- **TASK**:
Within the records below, find each line that holds the string "Social", then copy it.

- **EXTRACTED MATERIAL**:

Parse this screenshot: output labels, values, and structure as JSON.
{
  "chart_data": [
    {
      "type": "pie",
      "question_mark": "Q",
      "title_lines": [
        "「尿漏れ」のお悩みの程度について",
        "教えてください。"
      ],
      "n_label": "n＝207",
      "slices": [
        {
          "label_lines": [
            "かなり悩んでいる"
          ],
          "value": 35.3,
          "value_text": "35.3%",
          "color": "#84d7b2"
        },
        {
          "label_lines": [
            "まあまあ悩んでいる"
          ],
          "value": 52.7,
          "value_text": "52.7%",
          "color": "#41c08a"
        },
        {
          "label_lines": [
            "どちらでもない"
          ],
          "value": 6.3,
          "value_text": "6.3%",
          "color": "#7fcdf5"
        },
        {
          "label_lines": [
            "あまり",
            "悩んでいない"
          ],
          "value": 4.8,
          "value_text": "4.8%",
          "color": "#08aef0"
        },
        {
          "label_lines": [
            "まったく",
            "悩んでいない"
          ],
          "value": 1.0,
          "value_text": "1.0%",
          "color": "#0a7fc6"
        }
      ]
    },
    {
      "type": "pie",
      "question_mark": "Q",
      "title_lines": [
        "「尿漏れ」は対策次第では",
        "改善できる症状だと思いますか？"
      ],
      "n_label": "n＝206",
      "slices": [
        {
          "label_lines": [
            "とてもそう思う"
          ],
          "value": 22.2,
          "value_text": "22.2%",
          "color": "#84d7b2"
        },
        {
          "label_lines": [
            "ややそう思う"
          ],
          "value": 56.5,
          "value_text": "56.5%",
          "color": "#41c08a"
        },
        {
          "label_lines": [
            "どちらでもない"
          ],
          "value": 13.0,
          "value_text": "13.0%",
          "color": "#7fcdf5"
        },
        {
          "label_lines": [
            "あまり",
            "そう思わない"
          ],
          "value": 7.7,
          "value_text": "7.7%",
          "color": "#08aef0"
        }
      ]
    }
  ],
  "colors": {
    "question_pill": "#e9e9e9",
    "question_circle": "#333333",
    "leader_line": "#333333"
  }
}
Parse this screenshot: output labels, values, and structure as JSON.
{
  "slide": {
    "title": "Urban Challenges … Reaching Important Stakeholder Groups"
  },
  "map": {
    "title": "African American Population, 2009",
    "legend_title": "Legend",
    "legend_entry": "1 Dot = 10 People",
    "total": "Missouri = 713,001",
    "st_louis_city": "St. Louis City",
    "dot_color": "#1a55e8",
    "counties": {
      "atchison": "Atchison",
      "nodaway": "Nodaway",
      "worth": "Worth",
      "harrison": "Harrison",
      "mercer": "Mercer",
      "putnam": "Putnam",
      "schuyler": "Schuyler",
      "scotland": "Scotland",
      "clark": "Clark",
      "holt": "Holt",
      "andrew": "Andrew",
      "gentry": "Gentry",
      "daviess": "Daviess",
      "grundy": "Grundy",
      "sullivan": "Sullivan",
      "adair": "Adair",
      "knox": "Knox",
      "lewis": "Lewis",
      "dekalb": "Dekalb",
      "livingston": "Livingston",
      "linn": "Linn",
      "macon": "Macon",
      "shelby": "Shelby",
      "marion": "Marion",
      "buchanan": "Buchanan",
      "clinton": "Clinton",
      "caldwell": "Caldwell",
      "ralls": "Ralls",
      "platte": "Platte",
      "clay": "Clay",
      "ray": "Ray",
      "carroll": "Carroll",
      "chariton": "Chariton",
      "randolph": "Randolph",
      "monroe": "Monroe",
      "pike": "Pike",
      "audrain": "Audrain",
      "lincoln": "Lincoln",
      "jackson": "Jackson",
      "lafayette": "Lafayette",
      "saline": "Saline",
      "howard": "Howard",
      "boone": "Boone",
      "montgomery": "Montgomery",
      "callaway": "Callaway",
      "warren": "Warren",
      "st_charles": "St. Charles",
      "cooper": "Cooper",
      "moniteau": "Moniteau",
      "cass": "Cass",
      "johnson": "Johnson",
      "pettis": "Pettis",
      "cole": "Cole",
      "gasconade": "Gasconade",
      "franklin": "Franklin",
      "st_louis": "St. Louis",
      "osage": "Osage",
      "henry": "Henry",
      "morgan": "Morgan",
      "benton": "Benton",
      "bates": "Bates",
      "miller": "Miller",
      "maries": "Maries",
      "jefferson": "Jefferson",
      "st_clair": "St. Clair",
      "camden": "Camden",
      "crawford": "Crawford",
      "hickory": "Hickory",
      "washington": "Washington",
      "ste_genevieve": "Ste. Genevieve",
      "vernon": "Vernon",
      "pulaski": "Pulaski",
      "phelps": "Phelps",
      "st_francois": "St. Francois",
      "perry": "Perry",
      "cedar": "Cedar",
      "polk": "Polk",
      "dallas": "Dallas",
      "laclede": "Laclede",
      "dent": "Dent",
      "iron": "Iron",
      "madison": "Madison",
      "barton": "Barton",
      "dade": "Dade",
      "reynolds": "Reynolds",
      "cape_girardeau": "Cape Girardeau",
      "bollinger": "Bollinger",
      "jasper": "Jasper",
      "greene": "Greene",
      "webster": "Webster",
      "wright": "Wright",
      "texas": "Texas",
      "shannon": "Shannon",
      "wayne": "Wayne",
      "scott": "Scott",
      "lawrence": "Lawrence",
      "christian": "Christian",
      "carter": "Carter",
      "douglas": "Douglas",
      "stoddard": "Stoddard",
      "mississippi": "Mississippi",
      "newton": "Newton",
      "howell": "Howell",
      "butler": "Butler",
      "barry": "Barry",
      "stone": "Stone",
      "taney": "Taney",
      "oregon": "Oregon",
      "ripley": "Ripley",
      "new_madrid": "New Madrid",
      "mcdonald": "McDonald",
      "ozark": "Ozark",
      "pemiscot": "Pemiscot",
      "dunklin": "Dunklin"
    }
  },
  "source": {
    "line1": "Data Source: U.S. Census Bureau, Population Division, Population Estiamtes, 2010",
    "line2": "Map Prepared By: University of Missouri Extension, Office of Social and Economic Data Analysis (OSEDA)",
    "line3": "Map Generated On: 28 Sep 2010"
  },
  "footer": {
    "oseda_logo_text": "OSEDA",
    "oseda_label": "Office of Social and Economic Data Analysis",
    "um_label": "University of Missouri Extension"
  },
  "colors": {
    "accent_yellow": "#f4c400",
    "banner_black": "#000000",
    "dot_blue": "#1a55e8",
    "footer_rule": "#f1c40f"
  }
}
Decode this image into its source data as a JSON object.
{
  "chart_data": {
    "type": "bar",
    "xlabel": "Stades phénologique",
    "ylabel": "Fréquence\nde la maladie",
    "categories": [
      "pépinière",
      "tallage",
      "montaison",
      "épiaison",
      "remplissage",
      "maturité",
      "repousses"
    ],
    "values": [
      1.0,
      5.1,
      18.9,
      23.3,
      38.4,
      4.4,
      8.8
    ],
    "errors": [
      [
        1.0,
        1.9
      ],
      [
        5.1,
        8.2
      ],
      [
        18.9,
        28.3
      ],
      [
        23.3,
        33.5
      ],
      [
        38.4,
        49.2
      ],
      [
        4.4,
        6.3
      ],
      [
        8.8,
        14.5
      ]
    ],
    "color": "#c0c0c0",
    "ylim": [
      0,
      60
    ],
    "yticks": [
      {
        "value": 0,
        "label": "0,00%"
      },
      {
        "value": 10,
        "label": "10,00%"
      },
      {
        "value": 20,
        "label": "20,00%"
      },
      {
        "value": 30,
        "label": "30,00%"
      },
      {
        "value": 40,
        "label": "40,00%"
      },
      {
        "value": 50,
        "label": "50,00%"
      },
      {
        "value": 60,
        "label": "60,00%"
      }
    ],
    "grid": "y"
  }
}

- **TASK SOLUTION**:
    "line2": "Map Prepared By: University of Missouri Extension, Office of Social and Economic Data Analysis (OSEDA)",
    "oseda_label": "Office of Social and Economic Data Analysis",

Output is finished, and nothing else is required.